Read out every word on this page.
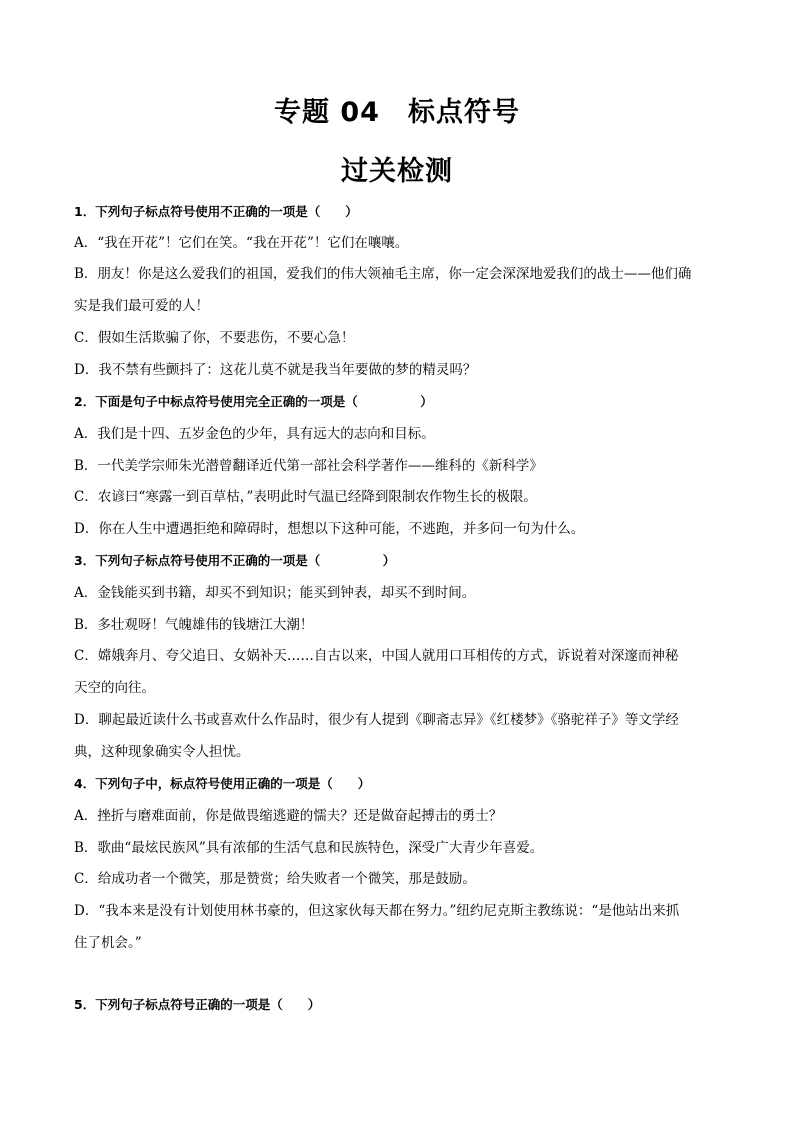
专题 04　标点符号
过关检测
1．下列句子标点符号使用不正确的一项是（　　）
A．“我在开花”！它们在笑。“我在开花”！它们在嚷嚷。
B．朋友！你是这么爱我们的祖国，爱我们的伟大领袖毛主席，你一定会深深地爱我们的战士——他们确
实是我们最可爱的人！
C．假如生活欺骗了你，不要悲伤，不要心急！
D．我不禁有些颤抖了：这花儿莫不就是我当年要做的梦的精灵吗？
2．下面是句子中标点符号使用完全正确的一项是（　　　　　）
A．我们是十四、五岁金色的少年，具有远大的志向和目标。
B．一代美学宗师朱光潜曾翻译近代第一部社会科学著作——维科的《新科学》
C．农谚曰“寒露一到百草枯，”表明此时气温已经降到限制农作物生长的极限。
D．你在人生中遭遇拒绝和障碍时，想想以下这种可能，不逃跑，并多问一句为什么。
3．下列句子标点符号使用不正确的一项是（　　　　　）
A．金钱能买到书籍，却买不到知识；能买到钟表，却买不到时间。
B．多壮观呀！气魄雄伟的钱塘江大潮！
C．嫦娥奔月、夸父追日、女娲补天……自古以来，中国人就用口耳相传的方式，诉说着对深邃而神秘
天空的向往。
D．聊起最近读什么书或喜欢什么作品时，很少有人提到《聊斋志异》《红楼梦》《骆驼祥子》等文学经
典，这种现象确实令人担忧。
4．下列句子中，标点符号使用正确的一项是（　　）
A．挫折与磨难面前，你是做畏缩逃避的懦夫？还是做奋起搏击的勇士？
B．歌曲“最炫民族风”具有浓郁的生活气息和民族特色，深受广大青少年喜爱。
C．给成功者一个微笑，那是赞赏；给失败者一个微笑，那是鼓励。
D．“我本来是没有计划使用林书豪的，但这家伙每天都在努力。”纽约尼克斯主教练说：“是他站出来抓
住了机会。”
5．下列句子标点符号正确的一项是（　　）
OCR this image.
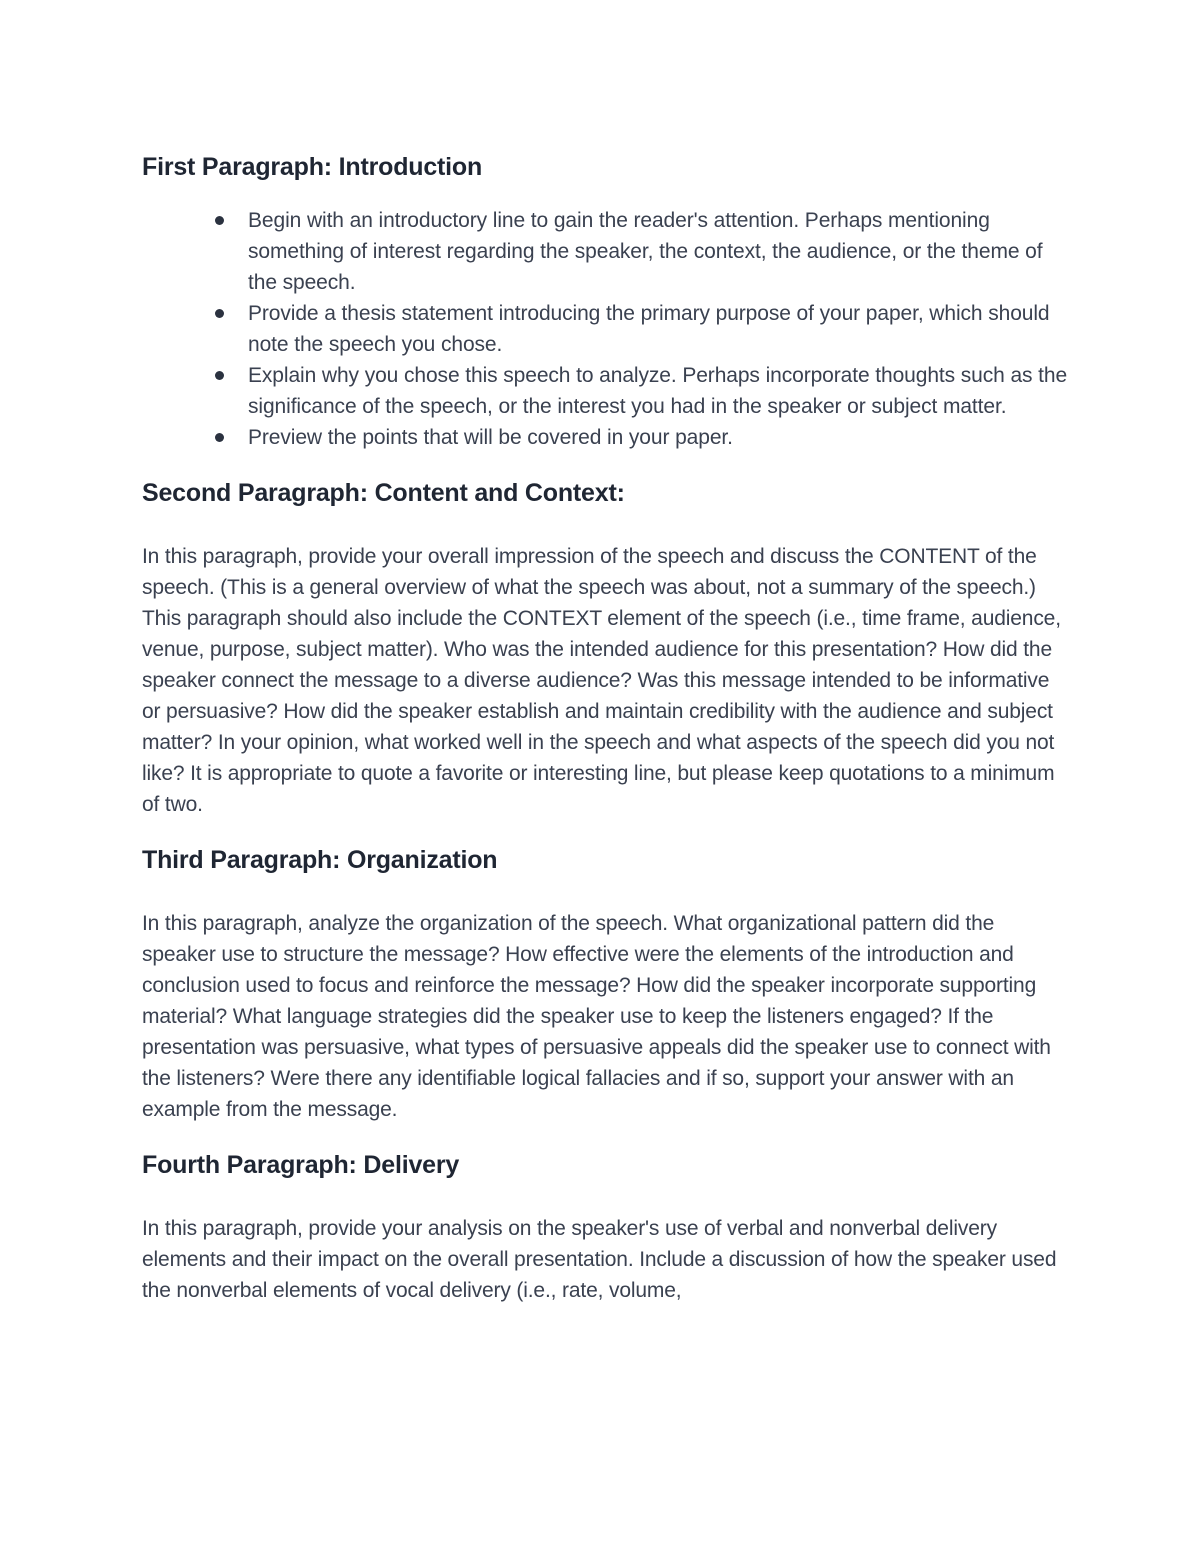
First Paragraph: Introduction
Begin with an introductory line to gain the reader's attention. Perhaps mentioning something of interest regarding the speaker, the context, the audience, or the theme of the speech.
Provide a thesis statement introducing the primary purpose of your paper, which should note the speech you chose.
Explain why you chose this speech to analyze. Perhaps incorporate thoughts such as the significance of the speech, or the interest you had in the speaker or subject matter.
Preview the points that will be covered in your paper.
Second Paragraph: Content and Context:

In this paragraph, provide your overall impression of the speech and discuss the CONTENT of the speech. (This is a general overview of what the speech was about, not a summary of the speech.) This paragraph should also include the CONTEXT element of the speech (i.e., time frame, audience, venue, purpose, subject matter). Who was the intended audience for this presentation? How did the speaker connect the message to a diverse audience? Was this message intended to be informative or persuasive? How did the speaker establish and maintain credibility with the audience and subject matter? In your opinion, what worked well in the speech and what aspects of the speech did you not like? It is appropriate to quote a favorite or interesting line, but please keep quotations to a minimum of two.

Third Paragraph: Organization

In this paragraph, analyze the organization of the speech. What organizational pattern did the speaker use to structure the message? How effective were the elements of the introduction and conclusion used to focus and reinforce the message? How did the speaker incorporate supporting material? What language strategies did the speaker use to keep the listeners engaged? If the presentation was persuasive, what types of persuasive appeals did the speaker use to connect with the listeners? Were there any identifiable logical fallacies and if so, support your answer with an example from the message.

Fourth Paragraph: Delivery

In this paragraph, provide your analysis on the speaker's use of verbal and nonverbal delivery elements and their impact on the overall presentation. Include a discussion of how the speaker used the nonverbal elements of vocal delivery (i.e., rate, volume,
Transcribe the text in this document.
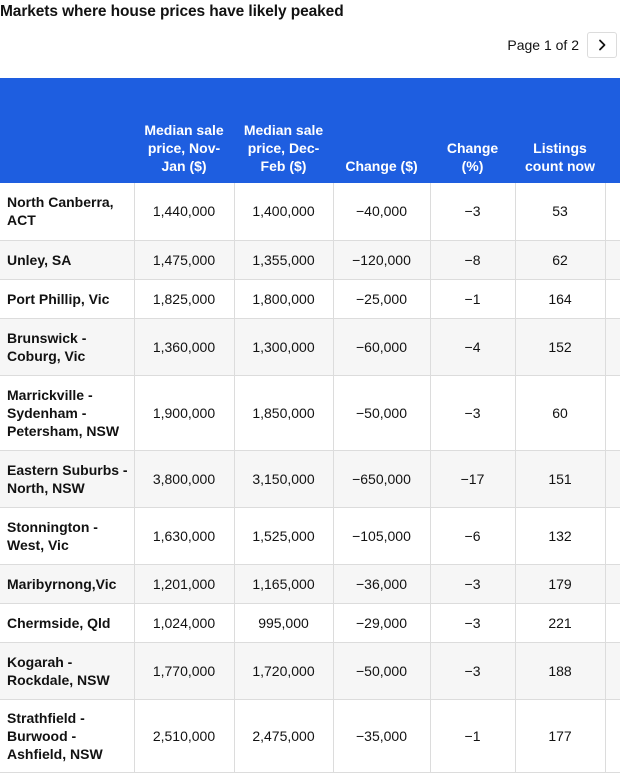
Markets where house prices have likely peaked
Page 1 of 2
	Median sale price, Nov-Jan ($)	Median sale price, Dec-Feb ($)	Change ($)	Change (%)	Listings count now	
North Canberra, ACT	1,440,000	1,400,000	−40,000	−3	53	
Unley, SA	1,475,000	1,355,000	−120,000	−8	62	
Port Phillip, Vic	1,825,000	1,800,000	−25,000	−1	164	
Brunswick - Coburg, Vic	1,360,000	1,300,000	−60,000	−4	152	
Marrickville - Sydenham - Petersham, NSW	1,900,000	1,850,000	−50,000	−3	60	
Eastern Suburbs - North, NSW	3,800,000	3,150,000	−650,000	−17	151	
Stonnington - West, Vic	1,630,000	1,525,000	−105,000	−6	132	
Maribyrnong,Vic	1,201,000	1,165,000	−36,000	−3	179	
Chermside, Qld	1,024,000	995,000	−29,000	−3	221	
Kogarah - Rockdale, NSW	1,770,000	1,720,000	−50,000	−3	188	
Strathfield - Burwood - Ashfield, NSW	2,510,000	2,475,000	−35,000	−1	177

____________

JOB: The listing above needs to be output again exactly. Don't include the pictures.

TASK OUTPUT:
Read out every word on this page.
专题 04　标点符号
过关检测
1．下列句子标点符号使用不正确的一项是（　　）
A．“我在开花”！它们在笑。“我在开花”！它们在嚷嚷。
B．朋友！你是这么爱我们的祖国，爱我们的伟大领袖毛主席，你一定会深深地爱我们的战士——他们确
实是我们最可爱的人！
C．假如生活欺骗了你，不要悲伤，不要心急！
D．我不禁有些颤抖了：这花儿莫不就是我当年要做的梦的精灵吗？
2．下面是句子中标点符号使用完全正确的一项是（　　　　　）
A．我们是十四、五岁金色的少年，具有远大的志向和目标。
B．一代美学宗师朱光潜曾翻译近代第一部社会科学著作——维科的《新科学》
C．农谚曰“寒露一到百草枯，”表明此时气温已经降到限制农作物生长的极限。
D．你在人生中遭遇拒绝和障碍时，想想以下这种可能，不逃跑，并多问一句为什么。
3．下列句子标点符号使用不正确的一项是（　　　　　）
A．金钱能买到书籍，却买不到知识；能买到钟表，却买不到时间。
B．多壮观呀！气魄雄伟的钱塘江大潮！
C．嫦娥奔月、夸父追日、女娲补天……自古以来，中国人就用口耳相传的方式，诉说着对深邃而神秘
天空的向往。
D．聊起最近读什么书或喜欢什么作品时，很少有人提到《聊斋志异》《红楼梦》《骆驼祥子》等文学经
典，这种现象确实令人担忧。
4．下列句子中，标点符号使用正确的一项是（　　）
A．挫折与磨难面前，你是做畏缩逃避的懦夫？还是做奋起搏击的勇士？
B．歌曲“最炫民族风”具有浓郁的生活气息和民族特色，深受广大青少年喜爱。
C．给成功者一个微笑，那是赞赏；给失败者一个微笑，那是鼓励。
D．“我本来是没有计划使用林书豪的，但这家伙每天都在努力。”纽约尼克斯主教练说：“是他站出来抓
住了机会。”
5．下列句子标点符号正确的一项是（　　）
OCR this image.
First Paragraph: Introduction
Begin with an introductory line to gain the reader's attention. Perhaps mentioning something of interest regarding the speaker, the context, the audience, or the theme of the speech.
Provide a thesis statement introducing the primary purpose of your paper, which should note the speech you chose.
Explain why you chose this speech to analyze. Perhaps incorporate thoughts such as the significance of the speech, or the interest you had in the speaker or subject matter.
Preview the points that will be covered in your paper.
Second Paragraph: Content and Context:

In this paragraph, provide your overall impression of the speech and discuss the CONTENT of the speech. (This is a general overview of what the speech was about, not a summary of the speech.) This paragraph should also include the CONTEXT element of the speech (i.e., time frame, audience, venue, purpose, subject matter). Who was the intended audience for this presentation? How did the speaker connect the message to a diverse audience? Was this message intended to be informative or persuasive? How did the speaker establish and maintain credibility with the audience and subject matter? In your opinion, what worked well in the speech and what aspects of the speech did you not like? It is appropriate to quote a favorite or interesting line, but please keep quotations to a minimum of two.

Third Paragraph: Organization

In this paragraph, analyze the organization of the speech. What organizational pattern did the speaker use to structure the message? How effective were the elements of the introduction and conclusion used to focus and reinforce the message? How did the speaker incorporate supporting material? What language strategies did the speaker use to keep the listeners engaged? If the presentation was persuasive, what types of persuasive appeals did the speaker use to connect with the listeners? Were there any identifiable logical fallacies and if so, support your answer with an example from the message.

Fourth Paragraph: Delivery

In this paragraph, provide your analysis on the speaker's use of verbal and nonverbal delivery elements and their impact on the overall presentation. Include a discussion of how the speaker used the nonverbal elements of vocal delivery (i.e., rate, volume,
Transcribe the text in this document.
Markets where house prices have likely peaked
Page 1 of 2
	Median sale price, Nov-Jan ($)	Median sale price, Dec-Feb ($)	Change ($)	Change (%)	Listings count now	
North Canberra, ACT	1,440,000	1,400,000	−40,000	−3	53	
Unley, SA	1,475,000	1,355,000	−120,000	−8	62	
Port Phillip, Vic	1,825,000	1,800,000	−25,000	−1	164	
Brunswick - Coburg, Vic	1,360,000	1,300,000	−60,000	−4	152	
Marrickville - Sydenham - Petersham, NSW	1,900,000	1,850,000	−50,000	−3	60	
Eastern Suburbs - North, NSW	3,800,000	3,150,000	−650,000	−17	151	
Stonnington - West, Vic	1,630,000	1,525,000	−105,000	−6	132	
Maribyrnong,Vic	1,201,000	1,165,000	−36,000	−3	179	
Chermside, Qld	1,024,000	995,000	−29,000	−3	221	
Kogarah - Rockdale, NSW	1,770,000	1,720,000	−50,000	−3	188	
Strathfield - Burwood - Ashfield, NSW	2,510,000	2,475,000	−35,000	−1	177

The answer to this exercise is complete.